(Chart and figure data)
· · ·
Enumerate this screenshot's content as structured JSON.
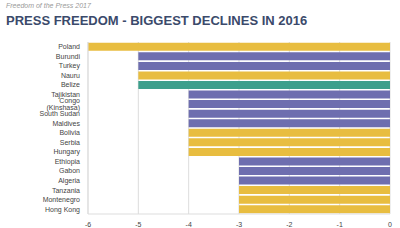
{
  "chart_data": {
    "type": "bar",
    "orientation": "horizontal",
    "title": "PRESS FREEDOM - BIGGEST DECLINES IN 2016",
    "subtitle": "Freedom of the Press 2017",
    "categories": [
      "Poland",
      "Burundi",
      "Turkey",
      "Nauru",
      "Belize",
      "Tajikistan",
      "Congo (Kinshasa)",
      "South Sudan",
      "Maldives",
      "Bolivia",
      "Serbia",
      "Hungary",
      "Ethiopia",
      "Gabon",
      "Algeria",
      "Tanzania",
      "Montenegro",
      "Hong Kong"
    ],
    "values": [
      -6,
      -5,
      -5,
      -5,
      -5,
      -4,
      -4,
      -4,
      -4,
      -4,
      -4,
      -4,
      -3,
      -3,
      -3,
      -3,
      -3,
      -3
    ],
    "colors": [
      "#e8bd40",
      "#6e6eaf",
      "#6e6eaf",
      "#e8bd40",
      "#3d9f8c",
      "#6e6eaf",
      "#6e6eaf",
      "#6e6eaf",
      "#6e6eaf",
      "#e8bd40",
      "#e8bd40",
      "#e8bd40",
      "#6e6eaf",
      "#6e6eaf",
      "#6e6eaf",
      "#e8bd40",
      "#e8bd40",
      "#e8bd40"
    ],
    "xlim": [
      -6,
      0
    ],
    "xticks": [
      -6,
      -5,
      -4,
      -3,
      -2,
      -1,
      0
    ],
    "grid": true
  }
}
· · ·
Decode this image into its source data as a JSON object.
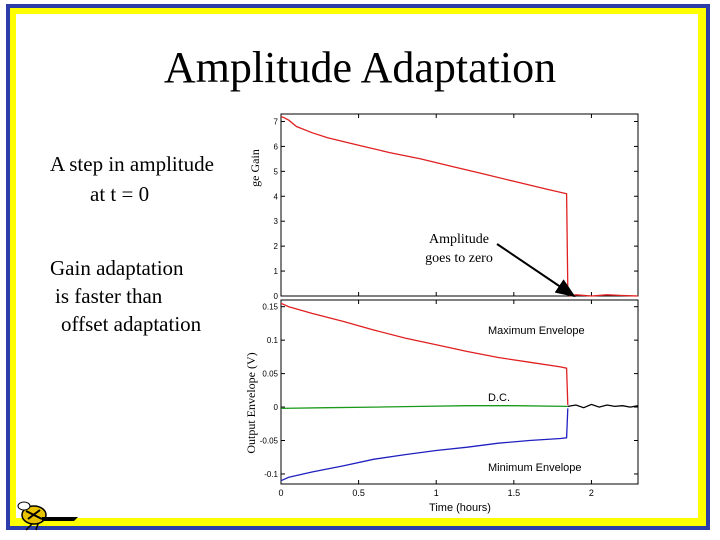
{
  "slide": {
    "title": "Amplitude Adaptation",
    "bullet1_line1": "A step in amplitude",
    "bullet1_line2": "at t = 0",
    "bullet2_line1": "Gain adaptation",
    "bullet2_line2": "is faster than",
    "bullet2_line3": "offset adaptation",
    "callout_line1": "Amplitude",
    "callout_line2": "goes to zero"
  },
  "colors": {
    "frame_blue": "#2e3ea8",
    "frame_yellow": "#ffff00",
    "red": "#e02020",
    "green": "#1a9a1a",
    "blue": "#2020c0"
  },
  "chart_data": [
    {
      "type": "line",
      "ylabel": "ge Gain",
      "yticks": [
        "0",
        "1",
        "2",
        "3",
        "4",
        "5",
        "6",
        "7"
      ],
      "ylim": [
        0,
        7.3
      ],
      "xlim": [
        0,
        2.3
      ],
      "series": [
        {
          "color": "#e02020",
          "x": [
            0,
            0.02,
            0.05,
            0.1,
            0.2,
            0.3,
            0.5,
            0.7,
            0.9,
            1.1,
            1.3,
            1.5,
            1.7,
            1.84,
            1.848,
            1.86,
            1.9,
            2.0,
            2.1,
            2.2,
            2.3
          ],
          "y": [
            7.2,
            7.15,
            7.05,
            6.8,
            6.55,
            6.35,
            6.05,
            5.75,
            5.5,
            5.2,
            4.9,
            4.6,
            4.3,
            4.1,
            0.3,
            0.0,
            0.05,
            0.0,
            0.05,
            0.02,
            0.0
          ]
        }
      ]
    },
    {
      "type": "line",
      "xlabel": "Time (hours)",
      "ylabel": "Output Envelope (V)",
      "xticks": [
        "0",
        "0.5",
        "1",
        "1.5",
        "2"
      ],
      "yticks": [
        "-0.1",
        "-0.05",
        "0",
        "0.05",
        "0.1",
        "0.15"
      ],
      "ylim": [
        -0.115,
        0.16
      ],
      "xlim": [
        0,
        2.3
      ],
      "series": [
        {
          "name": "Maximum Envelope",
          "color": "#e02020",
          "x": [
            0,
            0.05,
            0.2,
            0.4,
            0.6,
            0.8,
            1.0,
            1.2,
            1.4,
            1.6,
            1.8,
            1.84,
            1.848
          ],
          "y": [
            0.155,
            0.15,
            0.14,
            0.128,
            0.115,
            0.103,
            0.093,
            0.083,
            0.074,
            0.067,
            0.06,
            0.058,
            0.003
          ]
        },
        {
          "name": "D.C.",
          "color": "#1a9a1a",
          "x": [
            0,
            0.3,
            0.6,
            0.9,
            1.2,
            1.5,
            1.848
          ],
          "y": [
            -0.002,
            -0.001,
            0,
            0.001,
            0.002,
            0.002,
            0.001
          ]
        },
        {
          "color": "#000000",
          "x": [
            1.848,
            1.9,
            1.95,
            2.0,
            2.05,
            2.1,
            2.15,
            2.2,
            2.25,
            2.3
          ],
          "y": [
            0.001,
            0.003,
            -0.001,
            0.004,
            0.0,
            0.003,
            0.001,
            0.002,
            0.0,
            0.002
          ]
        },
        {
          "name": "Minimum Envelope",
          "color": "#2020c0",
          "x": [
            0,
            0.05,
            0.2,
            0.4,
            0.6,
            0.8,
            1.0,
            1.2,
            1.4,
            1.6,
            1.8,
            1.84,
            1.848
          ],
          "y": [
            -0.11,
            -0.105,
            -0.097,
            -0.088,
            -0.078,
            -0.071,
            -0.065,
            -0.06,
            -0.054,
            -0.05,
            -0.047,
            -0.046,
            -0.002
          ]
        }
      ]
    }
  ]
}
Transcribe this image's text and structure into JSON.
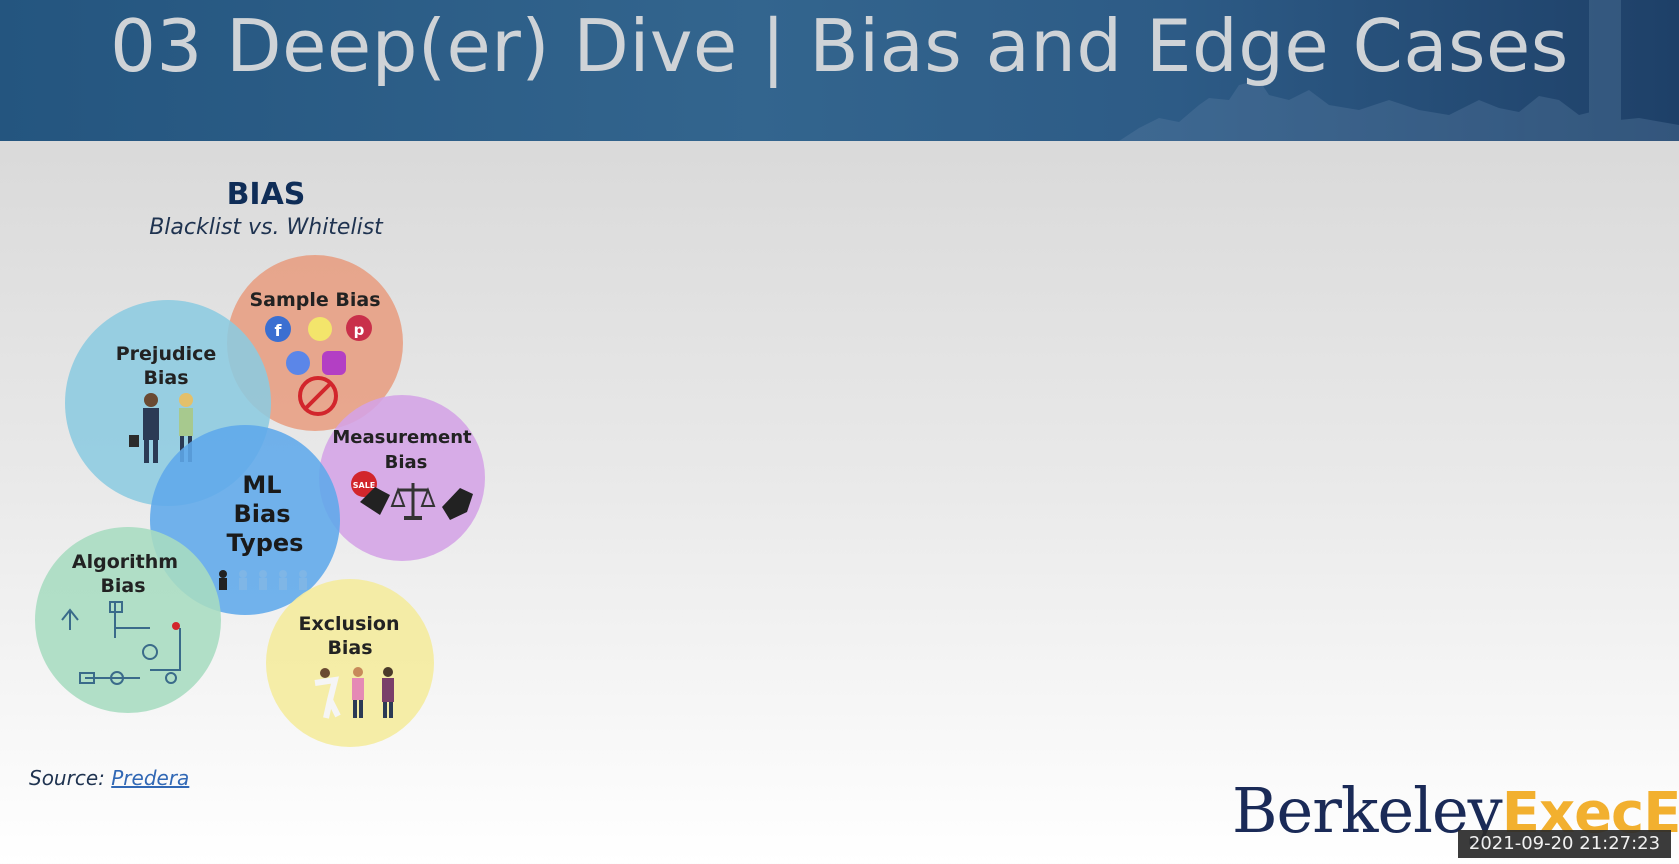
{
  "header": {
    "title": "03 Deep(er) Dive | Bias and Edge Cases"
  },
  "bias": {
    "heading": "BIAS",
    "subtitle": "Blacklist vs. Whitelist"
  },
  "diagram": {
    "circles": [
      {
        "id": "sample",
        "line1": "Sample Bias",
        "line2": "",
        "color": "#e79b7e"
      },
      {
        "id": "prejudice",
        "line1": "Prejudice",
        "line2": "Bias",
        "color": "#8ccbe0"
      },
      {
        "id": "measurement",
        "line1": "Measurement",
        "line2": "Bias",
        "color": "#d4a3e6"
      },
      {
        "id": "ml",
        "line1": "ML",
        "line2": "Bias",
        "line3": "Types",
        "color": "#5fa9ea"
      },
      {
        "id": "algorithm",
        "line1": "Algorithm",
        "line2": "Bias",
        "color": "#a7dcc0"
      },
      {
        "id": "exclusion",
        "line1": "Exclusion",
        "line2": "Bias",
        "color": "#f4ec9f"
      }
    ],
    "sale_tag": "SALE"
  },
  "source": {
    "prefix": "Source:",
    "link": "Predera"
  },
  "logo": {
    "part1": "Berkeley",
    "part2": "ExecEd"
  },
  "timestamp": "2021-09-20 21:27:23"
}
· · ·
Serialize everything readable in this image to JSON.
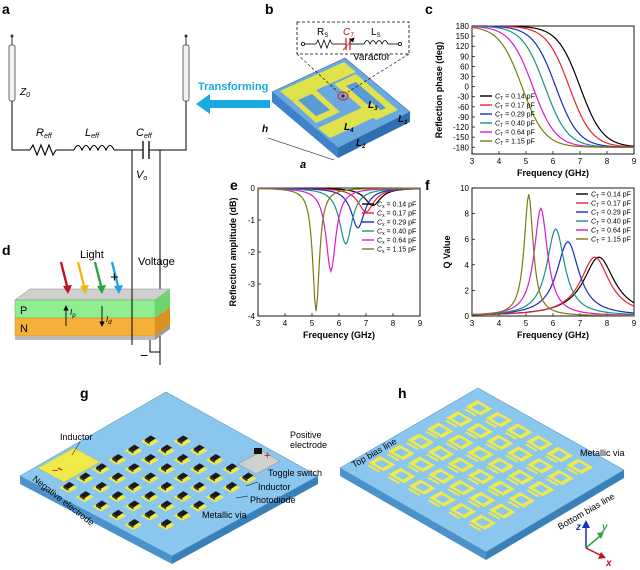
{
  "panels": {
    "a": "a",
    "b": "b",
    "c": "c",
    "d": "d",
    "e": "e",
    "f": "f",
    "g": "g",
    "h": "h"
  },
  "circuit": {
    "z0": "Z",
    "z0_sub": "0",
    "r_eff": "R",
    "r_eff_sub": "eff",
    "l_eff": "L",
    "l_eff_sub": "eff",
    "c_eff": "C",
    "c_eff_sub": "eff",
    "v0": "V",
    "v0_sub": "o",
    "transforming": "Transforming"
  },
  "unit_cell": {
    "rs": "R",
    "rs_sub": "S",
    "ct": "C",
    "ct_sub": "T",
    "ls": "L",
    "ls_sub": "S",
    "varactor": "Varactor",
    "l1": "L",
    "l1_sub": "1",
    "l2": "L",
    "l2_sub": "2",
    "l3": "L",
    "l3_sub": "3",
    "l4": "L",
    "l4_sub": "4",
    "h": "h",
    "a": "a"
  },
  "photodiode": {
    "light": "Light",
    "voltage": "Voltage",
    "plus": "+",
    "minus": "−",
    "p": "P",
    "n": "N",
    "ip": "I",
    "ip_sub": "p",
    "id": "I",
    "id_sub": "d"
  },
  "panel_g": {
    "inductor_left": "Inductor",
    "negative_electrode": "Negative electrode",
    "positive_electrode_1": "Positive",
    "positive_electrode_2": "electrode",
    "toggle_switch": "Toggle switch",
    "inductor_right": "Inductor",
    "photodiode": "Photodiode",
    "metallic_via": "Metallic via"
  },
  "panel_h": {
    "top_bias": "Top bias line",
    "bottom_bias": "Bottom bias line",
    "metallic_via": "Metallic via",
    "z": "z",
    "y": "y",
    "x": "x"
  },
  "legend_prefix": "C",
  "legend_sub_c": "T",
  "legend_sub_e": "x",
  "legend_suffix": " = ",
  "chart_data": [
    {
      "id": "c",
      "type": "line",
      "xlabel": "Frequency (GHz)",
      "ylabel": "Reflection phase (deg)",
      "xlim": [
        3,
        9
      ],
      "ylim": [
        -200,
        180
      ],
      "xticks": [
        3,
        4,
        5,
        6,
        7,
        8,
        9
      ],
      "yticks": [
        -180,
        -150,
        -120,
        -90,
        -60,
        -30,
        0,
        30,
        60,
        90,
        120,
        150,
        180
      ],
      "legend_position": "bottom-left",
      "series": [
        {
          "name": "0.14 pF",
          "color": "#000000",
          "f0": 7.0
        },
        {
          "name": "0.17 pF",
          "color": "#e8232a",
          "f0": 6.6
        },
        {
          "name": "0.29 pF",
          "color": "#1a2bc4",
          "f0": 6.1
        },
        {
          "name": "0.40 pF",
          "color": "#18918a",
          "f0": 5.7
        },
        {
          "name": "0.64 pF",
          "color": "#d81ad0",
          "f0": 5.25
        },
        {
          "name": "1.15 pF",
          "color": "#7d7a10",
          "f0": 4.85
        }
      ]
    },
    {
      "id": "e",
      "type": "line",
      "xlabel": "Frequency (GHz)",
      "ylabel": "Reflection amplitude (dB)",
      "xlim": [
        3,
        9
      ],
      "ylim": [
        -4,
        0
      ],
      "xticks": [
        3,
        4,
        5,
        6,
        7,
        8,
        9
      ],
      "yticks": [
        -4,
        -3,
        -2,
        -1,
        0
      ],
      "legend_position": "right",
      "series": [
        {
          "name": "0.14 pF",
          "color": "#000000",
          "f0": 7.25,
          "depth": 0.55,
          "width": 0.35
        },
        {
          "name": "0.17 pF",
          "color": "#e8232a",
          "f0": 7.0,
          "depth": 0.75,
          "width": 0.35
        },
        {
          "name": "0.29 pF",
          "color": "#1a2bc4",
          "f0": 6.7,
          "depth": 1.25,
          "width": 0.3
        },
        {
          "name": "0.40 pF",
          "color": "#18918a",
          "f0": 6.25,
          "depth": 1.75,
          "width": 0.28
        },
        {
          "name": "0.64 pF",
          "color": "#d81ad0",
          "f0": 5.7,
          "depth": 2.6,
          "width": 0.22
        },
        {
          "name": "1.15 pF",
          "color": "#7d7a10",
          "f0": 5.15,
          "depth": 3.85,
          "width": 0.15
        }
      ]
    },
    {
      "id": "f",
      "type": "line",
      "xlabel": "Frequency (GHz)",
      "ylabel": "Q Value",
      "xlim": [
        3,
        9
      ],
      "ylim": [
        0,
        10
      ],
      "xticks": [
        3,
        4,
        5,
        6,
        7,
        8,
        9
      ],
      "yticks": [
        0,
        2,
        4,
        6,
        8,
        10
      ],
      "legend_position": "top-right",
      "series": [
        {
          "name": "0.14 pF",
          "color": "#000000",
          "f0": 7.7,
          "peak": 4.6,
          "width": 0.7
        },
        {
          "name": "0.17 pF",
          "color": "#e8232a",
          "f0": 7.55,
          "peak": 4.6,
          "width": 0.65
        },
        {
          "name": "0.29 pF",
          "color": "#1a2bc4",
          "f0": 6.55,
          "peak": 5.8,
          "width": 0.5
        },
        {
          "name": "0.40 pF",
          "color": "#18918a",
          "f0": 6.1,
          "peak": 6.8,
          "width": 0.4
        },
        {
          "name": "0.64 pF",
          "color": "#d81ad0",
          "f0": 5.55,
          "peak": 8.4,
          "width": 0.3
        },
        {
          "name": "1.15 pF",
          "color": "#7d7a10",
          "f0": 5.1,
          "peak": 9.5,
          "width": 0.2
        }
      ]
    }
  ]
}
· · ·
# SET PROBLEM
Pull every line holding "Gain" out of the records.

# FULL RESPONSE
    "bullet2_line1": "Gain adaptation",
      "ylabel": "ge Gain",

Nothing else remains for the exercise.